→ TASK TO CARRY OUT
In the listing below, pick out lines with "ring".

→ DATA FOR THIS EXERCISE
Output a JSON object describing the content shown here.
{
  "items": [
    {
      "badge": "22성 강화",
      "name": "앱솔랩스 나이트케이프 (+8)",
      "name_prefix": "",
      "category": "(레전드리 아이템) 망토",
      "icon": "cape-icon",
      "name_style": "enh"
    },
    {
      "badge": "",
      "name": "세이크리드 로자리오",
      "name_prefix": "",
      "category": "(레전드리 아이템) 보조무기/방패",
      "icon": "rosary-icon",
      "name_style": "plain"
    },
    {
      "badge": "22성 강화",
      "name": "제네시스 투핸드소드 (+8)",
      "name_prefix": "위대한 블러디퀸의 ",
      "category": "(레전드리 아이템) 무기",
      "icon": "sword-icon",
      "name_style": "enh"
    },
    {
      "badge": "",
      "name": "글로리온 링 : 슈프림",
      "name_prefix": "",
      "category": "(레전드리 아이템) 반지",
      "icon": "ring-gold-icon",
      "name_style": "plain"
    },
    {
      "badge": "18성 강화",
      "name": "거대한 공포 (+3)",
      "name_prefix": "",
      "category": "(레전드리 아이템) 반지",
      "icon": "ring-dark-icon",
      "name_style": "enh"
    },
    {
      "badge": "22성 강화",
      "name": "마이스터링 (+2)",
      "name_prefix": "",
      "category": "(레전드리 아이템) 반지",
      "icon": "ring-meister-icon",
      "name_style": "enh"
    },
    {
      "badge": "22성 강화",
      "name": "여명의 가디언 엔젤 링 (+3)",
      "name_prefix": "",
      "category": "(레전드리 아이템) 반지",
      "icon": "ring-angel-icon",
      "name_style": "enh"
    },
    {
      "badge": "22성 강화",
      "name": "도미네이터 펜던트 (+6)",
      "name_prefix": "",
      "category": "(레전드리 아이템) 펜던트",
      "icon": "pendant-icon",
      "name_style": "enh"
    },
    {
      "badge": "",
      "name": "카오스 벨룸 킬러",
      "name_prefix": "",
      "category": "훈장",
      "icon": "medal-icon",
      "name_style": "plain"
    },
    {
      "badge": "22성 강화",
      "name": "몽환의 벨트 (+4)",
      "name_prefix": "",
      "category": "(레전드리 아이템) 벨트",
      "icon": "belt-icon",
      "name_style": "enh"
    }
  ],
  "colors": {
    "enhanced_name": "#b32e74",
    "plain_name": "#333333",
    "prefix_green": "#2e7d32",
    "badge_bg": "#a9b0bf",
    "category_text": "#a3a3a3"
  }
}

→ WRITTEN ANSWER
      "icon": "ring-gold-icon",
      "icon": "ring-dark-icon",
      "icon": "ring-meister-icon",
      "icon": "ring-angel-icon",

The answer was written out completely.